Exercise goal. Format the lines below as a JSON list of strings, one string per line with blank lines omitted, starting with the line containing "laughing-emoji-top-center xyxy=(186,313,310,385)" and going on through the line containing "tab-media[interactable]: Media xyxy=(415,157,494,225)".

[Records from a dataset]
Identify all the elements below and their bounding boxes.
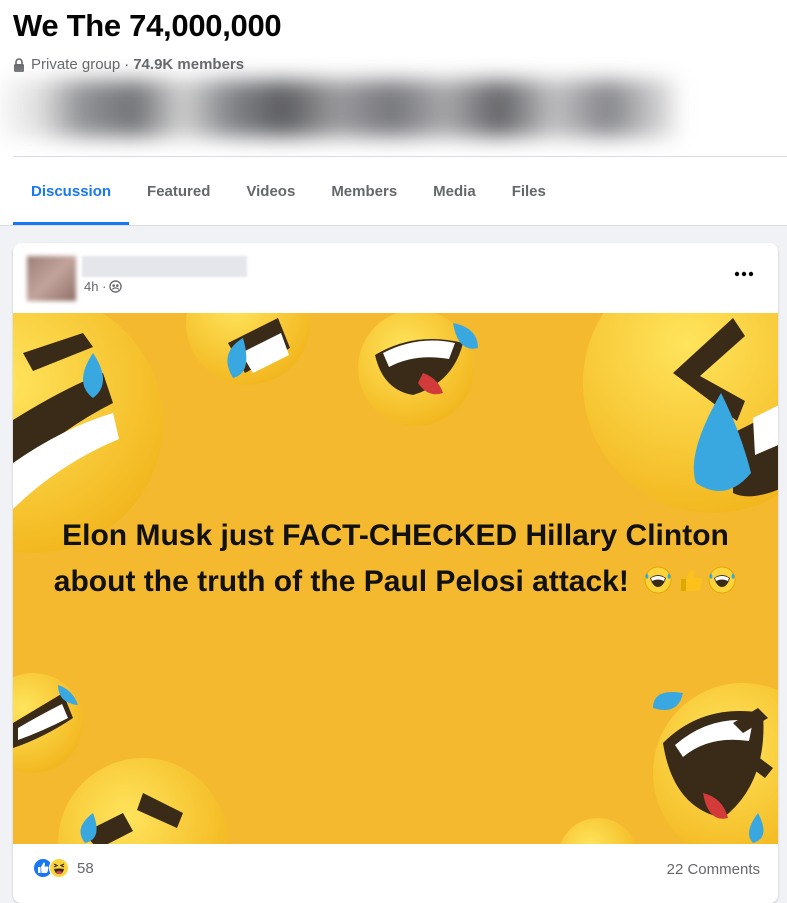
laughing-emoji-top-center xyxy=(186,313,310,385)
author-avatar[interactable] xyxy=(27,256,76,301)
comments-count-link[interactable]: 22 Comments xyxy=(667,861,760,878)
rolling-laughing-emoji-icon-2 xyxy=(708,566,736,594)
post-timestamp: 4h · xyxy=(84,279,123,294)
laughing-emoji-bottom-center-left xyxy=(58,758,228,844)
member-avatars-blurred xyxy=(0,80,676,137)
lock-icon xyxy=(14,57,24,72)
group-tabs: Discussion Featured Videos Members Media… xyxy=(13,157,564,225)
post-image[interactable]: Elon Musk just FACT-CHECKED Hillary Clin… xyxy=(13,313,778,844)
group-header: We The 74,000,000 Private group · 74.9K … xyxy=(0,0,787,226)
reaction-summary[interactable]: 58 xyxy=(33,858,94,878)
tab-media[interactable]: Media xyxy=(415,157,494,225)
laughing-emoji-top-middle xyxy=(358,313,478,426)
laughing-emoji-bottom-left xyxy=(13,673,83,773)
laughing-emoji-bottom-right xyxy=(653,683,778,844)
author-name-redacted[interactable] xyxy=(82,256,247,277)
laughing-emoji-bottom-center xyxy=(560,818,636,844)
post-footer: 58 22 Comments xyxy=(13,844,778,903)
group-members-icon xyxy=(109,280,123,293)
tab-discussion[interactable]: Discussion xyxy=(13,157,130,225)
meta-separator: · xyxy=(124,56,130,73)
tab-videos[interactable]: Videos xyxy=(228,157,313,225)
post-time-text[interactable]: 4h · xyxy=(84,279,106,294)
group-meta: Private group · 74.9K members xyxy=(13,56,244,73)
group-privacy: Private group xyxy=(31,56,121,73)
inline-emoji-group xyxy=(643,565,737,595)
post-image-caption: Elon Musk just FACT-CHECKED Hillary Clin… xyxy=(53,513,738,605)
group-title: We The 74,000,000 xyxy=(13,8,282,43)
laughing-emoji-top-right xyxy=(583,313,778,513)
haha-icon xyxy=(49,858,69,878)
post-options-button[interactable] xyxy=(726,261,762,287)
rolling-laughing-emoji-icon xyxy=(644,566,672,594)
tab-members[interactable]: Members xyxy=(313,157,415,225)
group-members-count[interactable]: 74.9K members xyxy=(133,56,244,73)
thumbs-up-emoji-icon xyxy=(681,570,703,591)
tab-files[interactable]: Files xyxy=(494,157,564,225)
more-horizontal-icon xyxy=(734,271,754,277)
header-bottom-border xyxy=(0,225,787,226)
reaction-count: 58 xyxy=(77,859,94,877)
tab-featured[interactable]: Featured xyxy=(129,157,228,225)
post-image-text: Elon Musk just FACT-CHECKED Hillary Clin… xyxy=(53,519,729,598)
post-card: 4h · Elon Musk just FACT-CHECKED Hillary… xyxy=(13,243,778,903)
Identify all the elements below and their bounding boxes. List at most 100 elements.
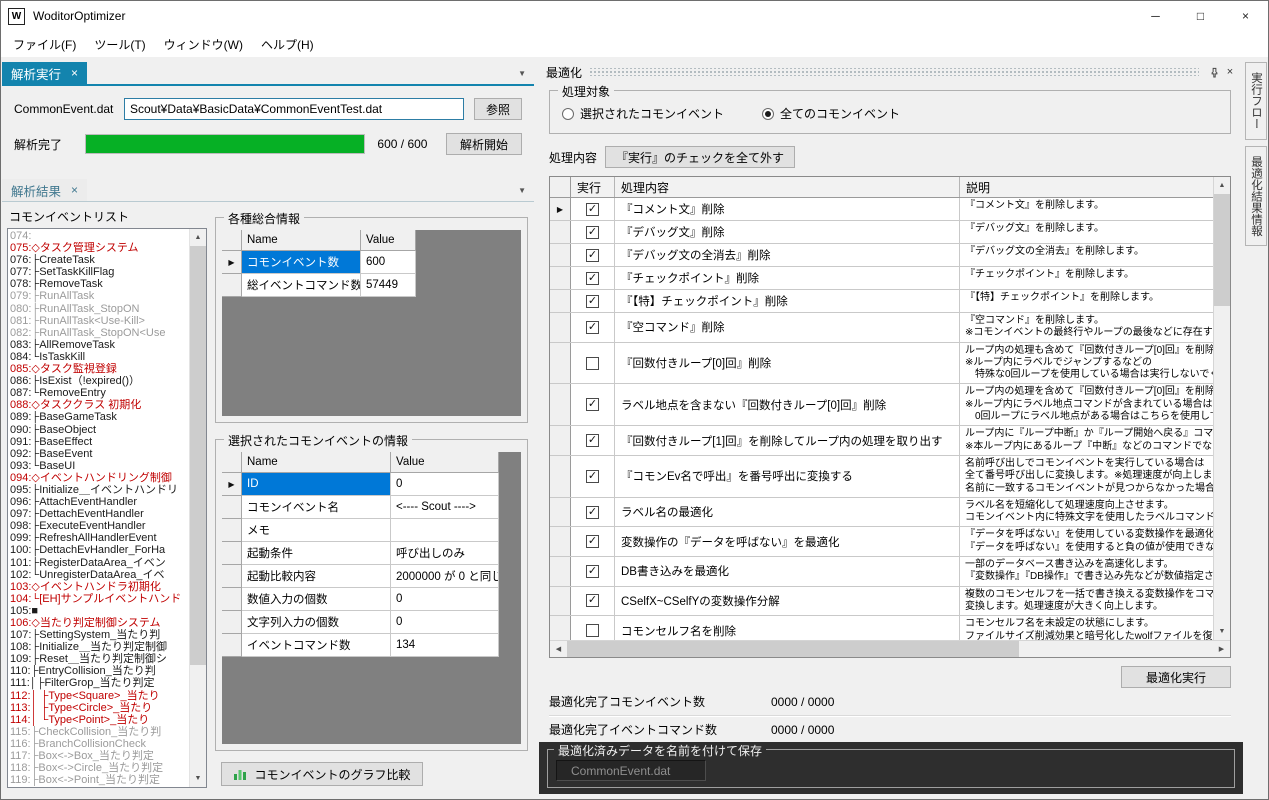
list-item[interactable]: 116:├BranchCollisionCheck xyxy=(10,738,189,750)
scrollbar-thumb[interactable] xyxy=(1214,194,1230,306)
list-item[interactable]: 096:├AttachEventHandler xyxy=(10,496,189,508)
scrollbar-thumb[interactable] xyxy=(567,641,1020,657)
side-tab[interactable]: 最適化結果情報 xyxy=(1245,145,1267,246)
option-row-selector[interactable] xyxy=(550,527,571,557)
option-row-selector[interactable] xyxy=(550,586,571,616)
grid-cell[interactable]: 数値入力の個数 xyxy=(242,588,391,611)
list-item[interactable]: 111:│├FilterGrop_当たり判定 xyxy=(10,677,189,689)
list-item[interactable]: 084:└IsTaskKill xyxy=(10,351,189,363)
option-row-selector[interactable] xyxy=(550,221,571,243)
menu-item[interactable]: ヘルプ(H) xyxy=(252,31,323,58)
list-item[interactable]: 095:├Initialize＿イベントハンドリ xyxy=(10,484,189,496)
option-check-cell[interactable]: ✓ xyxy=(571,426,615,455)
option-check-cell[interactable]: ✓ xyxy=(571,527,615,557)
list-item[interactable]: 105:■ xyxy=(10,605,189,617)
grid-row-selector[interactable] xyxy=(222,611,242,634)
start-analysis-button[interactable]: 解析開始 xyxy=(446,133,522,155)
list-item[interactable]: 101:├RegisterDataArea_イベン xyxy=(10,557,189,569)
option-row-selector[interactable]: ▶ xyxy=(550,198,571,220)
side-tab[interactable]: 実行フロー xyxy=(1245,62,1267,140)
grid-row-selector[interactable] xyxy=(222,519,242,542)
grid-cell[interactable] xyxy=(391,519,499,542)
grid-cell[interactable]: 0 xyxy=(391,473,499,496)
list-item[interactable]: 117:├Box<->Box_当たり判定 xyxy=(10,750,189,762)
list-scrollbar[interactable]: ▲ ▼ xyxy=(189,229,206,787)
list-item[interactable]: 103:◇イベントハンドラ初期化 xyxy=(10,581,189,593)
list-item[interactable]: 099:├RefreshAllHandlerEvent xyxy=(10,532,189,544)
list-item[interactable]: 109:├Reset＿当たり判定制御シ xyxy=(10,653,189,665)
option-check-cell[interactable]: ✓ xyxy=(571,586,615,616)
list-item[interactable]: 079:├RunAllTask xyxy=(10,290,189,302)
list-item[interactable]: 092:├BaseEvent xyxy=(10,448,189,460)
option-check-cell[interactable]: ✓ xyxy=(571,198,615,220)
option-row-selector[interactable] xyxy=(550,313,571,342)
option-row-selector[interactable] xyxy=(550,342,571,384)
grid-cell[interactable]: 起動比較内容 xyxy=(242,565,391,588)
save-filename-field[interactable]: CommonEvent.dat xyxy=(556,760,706,781)
list-item[interactable]: 080:├RunAllTask_StopON xyxy=(10,303,189,315)
list-item[interactable]: 085:◇タスク監視登録 xyxy=(10,363,189,375)
grid-row-selector[interactable]: ▶ xyxy=(222,473,242,496)
menu-item[interactable]: ツール(T) xyxy=(85,31,154,58)
scrollbar-track[interactable] xyxy=(1214,194,1230,623)
optimize-caption[interactable]: 最適化 × xyxy=(539,62,1243,82)
option-row-selector[interactable] xyxy=(550,616,571,640)
list-item[interactable]: 087:└RemoveEntry xyxy=(10,387,189,399)
tab-close-icon[interactable]: × xyxy=(71,66,78,80)
option-row-selector[interactable] xyxy=(550,557,571,586)
list-item[interactable]: 097:├DettachEventHandler xyxy=(10,508,189,520)
grid-row-selector[interactable] xyxy=(222,274,242,297)
scroll-down-icon[interactable]: ▼ xyxy=(1214,623,1230,640)
scroll-down-icon[interactable]: ▼ xyxy=(190,770,206,787)
grid-cell[interactable]: 起動条件 xyxy=(242,542,391,565)
list-item[interactable]: 076:├CreateTask xyxy=(10,254,189,266)
list-item[interactable]: 082:├RunAllTask_StopON<Use xyxy=(10,327,189,339)
scroll-right-icon[interactable]: ▶ xyxy=(1213,641,1230,657)
option-check-cell[interactable]: ✓ xyxy=(571,244,615,266)
scrollbar-thumb[interactable] xyxy=(190,246,206,666)
scroll-up-icon[interactable]: ▲ xyxy=(1214,177,1230,194)
option-row-selector[interactable] xyxy=(550,426,571,455)
option-row-selector[interactable] xyxy=(550,244,571,266)
list-item[interactable]: 108:├Initialize＿当たり判定制御 xyxy=(10,641,189,653)
run-optimize-button[interactable]: 最適化実行 xyxy=(1121,666,1231,688)
common-event-listbox[interactable]: 074: 075:◇タスク管理システム 076:├CreateTask 077:├Se… xyxy=(7,228,207,788)
minimize-button[interactable]: ─ xyxy=(1133,1,1178,31)
list-item[interactable]: 100:├DettachEvHandler_ForHa xyxy=(10,544,189,556)
grid-row-selector[interactable] xyxy=(222,496,242,519)
close-icon[interactable]: × xyxy=(1222,64,1238,80)
grid-cell[interactable]: 57449 xyxy=(361,274,416,297)
list-item[interactable]: 115:├CheckCollision_当たり判 xyxy=(10,726,189,738)
list-item[interactable]: 089:├BaseGameTask xyxy=(10,411,189,423)
scrollbar-track[interactable] xyxy=(567,641,1213,657)
menu-item[interactable]: ファイル(F) xyxy=(4,31,85,58)
option-check-cell[interactable]: ✓ xyxy=(571,497,615,527)
option-check-cell[interactable]: ✓ xyxy=(571,313,615,342)
list-item[interactable]: 093:└BaseUI xyxy=(10,460,189,472)
grid-cell[interactable]: 呼び出しのみ xyxy=(391,542,499,565)
grid-cell[interactable]: 0 xyxy=(391,611,499,634)
pin-icon[interactable] xyxy=(1206,64,1222,80)
option-row-selector[interactable] xyxy=(550,497,571,527)
scrollbar-track[interactable] xyxy=(190,246,206,770)
grid-row-selector[interactable] xyxy=(222,542,242,565)
list-item[interactable]: 110:├EntryCollision_当たり判 xyxy=(10,665,189,677)
grid-row-selector[interactable]: ▶ xyxy=(222,251,242,274)
file-path-input[interactable] xyxy=(124,98,464,120)
grid-cell[interactable]: ID xyxy=(242,473,391,496)
list-item[interactable]: 098:├ExecuteEventHandler xyxy=(10,520,189,532)
list-item[interactable]: 091:├BaseEffect xyxy=(10,436,189,448)
list-item[interactable]: 114:│ └Type<Point>_当たり xyxy=(10,714,189,726)
option-check-cell[interactable] xyxy=(571,616,615,640)
option-row-selector[interactable] xyxy=(550,455,571,497)
list-item[interactable]: 083:├AllRemoveTask xyxy=(10,339,189,351)
option-row-selector[interactable] xyxy=(550,290,571,312)
uncheck-all-button[interactable]: 『実行』のチェックを全て外す xyxy=(605,146,796,168)
grid-cell[interactable]: 総イベントコマンド数 xyxy=(242,274,361,297)
grid-row-selector[interactable] xyxy=(222,588,242,611)
grid-row-selector[interactable] xyxy=(222,634,242,657)
options-horizontal-scrollbar[interactable]: ◀ ▶ xyxy=(550,640,1230,657)
list-item[interactable]: 081:├RunAllTask<Use-Kill> xyxy=(10,315,189,327)
graph-compare-button[interactable]: コモンイベントのグラフ比較 xyxy=(221,762,423,786)
option-check-cell[interactable]: ✓ xyxy=(571,557,615,586)
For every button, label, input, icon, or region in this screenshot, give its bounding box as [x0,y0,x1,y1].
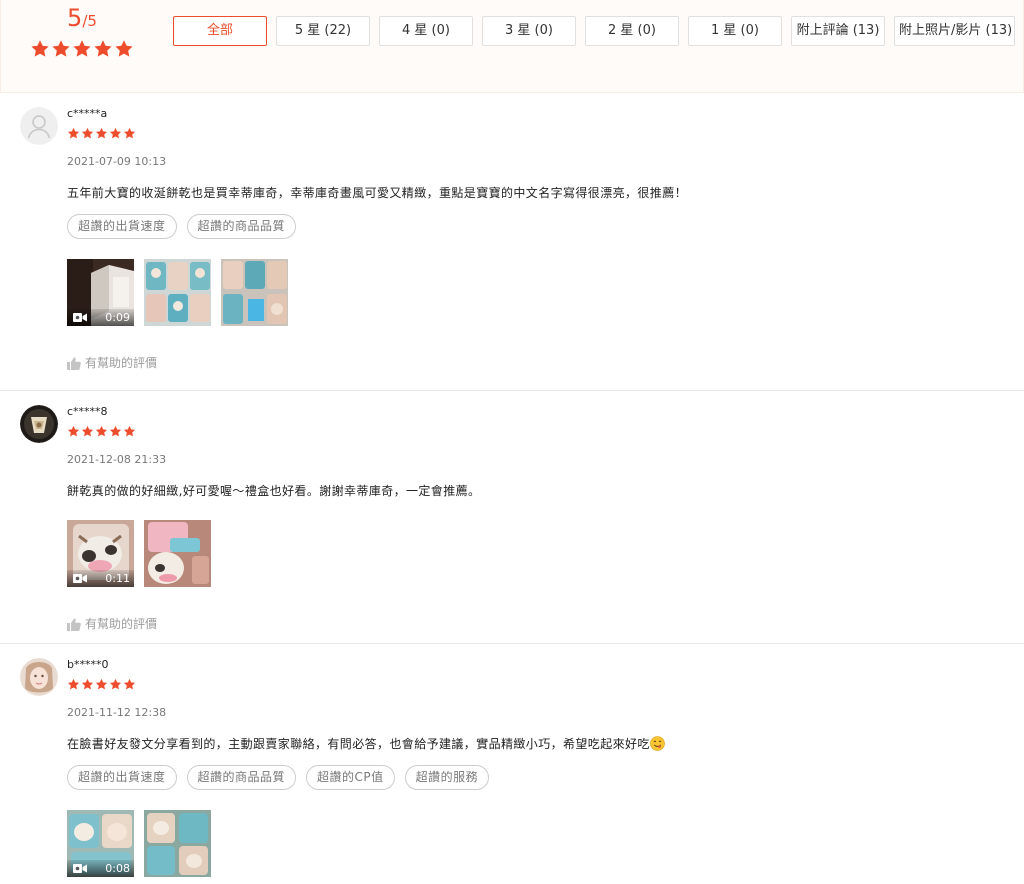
review-media: 0:11 [67,520,1024,587]
review-comment: 餅乾真的做的好細緻,好可愛喔～禮盒也好看。謝謝幸蒂庫奇，一定會推薦。 [67,484,481,498]
review-comment: 五年前大寶的收涎餅乾也是買幸蒂庫奇，幸蒂庫奇畫風可愛又精緻，重點是寶寶的中文名字… [67,186,688,200]
star-icon [73,40,91,57]
review-tag: 超讚的商品品質 [186,765,297,790]
review-author[interactable]: c*****a [67,107,1024,121]
video-camera-icon [73,864,87,873]
star-icon [81,127,94,139]
star-icon [67,678,80,690]
helpful-label: 有幫助的評價 [85,617,158,631]
review-date: 2021-11-12 12:38 [67,706,167,719]
review-tag: 超讚的CP值 [306,765,395,790]
review-image-thumbnail[interactable] [144,259,211,326]
review-date: 2021-07-09 10:13 [67,155,167,168]
star-icon [109,678,122,690]
rating-filters: 全部 5 星 (22) 4 星 (0) 3 星 (0) 2 星 (0) 1 星 … [173,16,1015,46]
helpful-label: 有幫助的評價 [85,356,158,370]
star-icon [81,678,94,690]
video-duration: 0:11 [105,572,130,585]
default-avatar-icon[interactable] [20,107,58,145]
filter-2-star-button[interactable]: 2 星 (0) [585,16,679,46]
user-avatar[interactable] [20,405,58,443]
yum-face-emoji-icon [650,736,665,751]
star-icon [95,425,108,437]
review-stars [67,425,1024,438]
video-camera-icon [73,574,87,583]
review-date: 2021-12-08 21:33 [67,453,167,466]
review-video-thumbnail[interactable]: 0:09 [67,259,134,326]
review-tag: 超讚的出貨速度 [67,214,177,239]
review-tag: 超讚的出貨速度 [67,765,177,790]
review-tag: 超讚的商品品質 [186,214,297,239]
filter-5-star-button[interactable]: 5 星 (22) [276,16,370,46]
filter-3-star-button[interactable]: 3 星 (0) [482,16,576,46]
review-list: c*****a 2021-07-09 10:13 五年前大寶的收涎餅乾也是買幸蒂… [0,93,1024,884]
filter-1-star-button[interactable]: 1 星 (0) [688,16,782,46]
score-max: /5 [82,12,97,30]
star-icon [31,40,49,57]
review-stars [67,127,1024,140]
star-icon [94,40,112,57]
star-icon [109,127,122,139]
star-icon [67,425,80,437]
review-comment: 在臉書好友發文分享看到的，主動跟賣家聯絡，有問必答，也會給予建議，實品精緻小巧，… [67,735,1024,753]
review-comment-text: 在臉書好友發文分享看到的，主動跟賣家聯絡，有問必答，也會給予建議，實品精緻小巧，… [67,737,650,751]
review-item: c*****8 2021-12-08 21:33 餅乾真的做的好細緻,好可愛喔～… [0,391,1024,644]
score-value: 5 [67,4,83,32]
overall-stars [29,39,135,59]
filter-all-button[interactable]: 全部 [173,16,267,46]
review-tags: 超讚的出貨速度 超讚的商品品質 [67,214,1024,239]
star-icon [95,678,108,690]
review-image-thumbnail[interactable] [221,259,288,326]
rating-overview: 5/5 全部 5 星 (22) 4 星 (0) 3 星 (0) 2 星 (0) … [0,0,1024,93]
star-icon [123,127,136,139]
helpful-button[interactable]: 有幫助的評價 [67,356,157,370]
star-icon [81,425,94,437]
star-icon [109,425,122,437]
helpful-button[interactable]: 有幫助的評價 [67,617,157,631]
thumbs-up-icon [67,357,81,370]
star-icon [52,40,70,57]
thumbs-up-icon [67,618,81,631]
review-image-thumbnail[interactable] [144,810,211,877]
star-icon [67,127,80,139]
star-icon [123,425,136,437]
review-item: c*****a 2021-07-09 10:13 五年前大寶的收涎餅乾也是買幸蒂… [0,93,1024,391]
video-duration: 0:09 [105,311,130,324]
review-item: b*****0 2021-11-12 12:38 在臉書好友發文分享看到的，主動… [0,644,1024,884]
video-camera-icon [73,313,87,322]
review-tags: 超讚的出貨速度 超讚的商品品質 超讚的CP值 超讚的服務 [67,765,1024,790]
review-media: 0:08 [67,810,1024,877]
filter-with-media-button[interactable]: 附上照片/影片 (13) [894,16,1015,46]
star-icon [123,678,136,690]
overall-score: 5/5 [29,0,135,59]
user-avatar[interactable] [20,658,58,696]
star-icon [115,40,133,57]
filter-with-comments-button[interactable]: 附上評論 (13) [791,16,885,46]
review-media: 0:09 [67,259,1024,326]
review-author[interactable]: c*****8 [67,405,1024,419]
review-video-thumbnail[interactable]: 0:08 [67,810,134,877]
review-author[interactable]: b*****0 [67,658,1024,672]
review-stars [67,678,1024,691]
review-image-thumbnail[interactable] [144,520,211,587]
review-tag: 超讚的服務 [404,765,490,790]
star-icon [95,127,108,139]
video-duration: 0:08 [105,862,130,875]
filter-4-star-button[interactable]: 4 星 (0) [379,16,473,46]
review-video-thumbnail[interactable]: 0:11 [67,520,134,587]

The reply.
[
  "laughing-emoji-top-center xyxy=(186,313,310,385)",
  "author-avatar[interactable] xyxy=(27,256,76,301)",
  "comments-count-link[interactable]: 22 Comments xyxy=(667,861,760,878)",
  "rolling-laughing-emoji-icon-2 xyxy=(708,566,736,594)",
  "post-timestamp: 4h · xyxy=(84,279,123,294)",
  "laughing-emoji-bottom-center-left xyxy=(58,758,228,844)",
  "member-avatars-blurred xyxy=(0,80,676,137)",
  "lock-icon xyxy=(14,57,24,72)",
  "group-tabs: Discussion Featured Videos Members Media… xyxy=(13,157,564,225)",
  "post-image[interactable]: Elon Musk just FACT-CHECKED Hillary Clin… xyxy=(13,313,778,844)",
  "group-header: We The 74,000,000 Private group · 74.9K … xyxy=(0,0,787,226)",
  "reaction-summary[interactable]: 58 xyxy=(33,858,94,878)",
  "tab-media[interactable]: Media xyxy=(415,157,494,225)"
]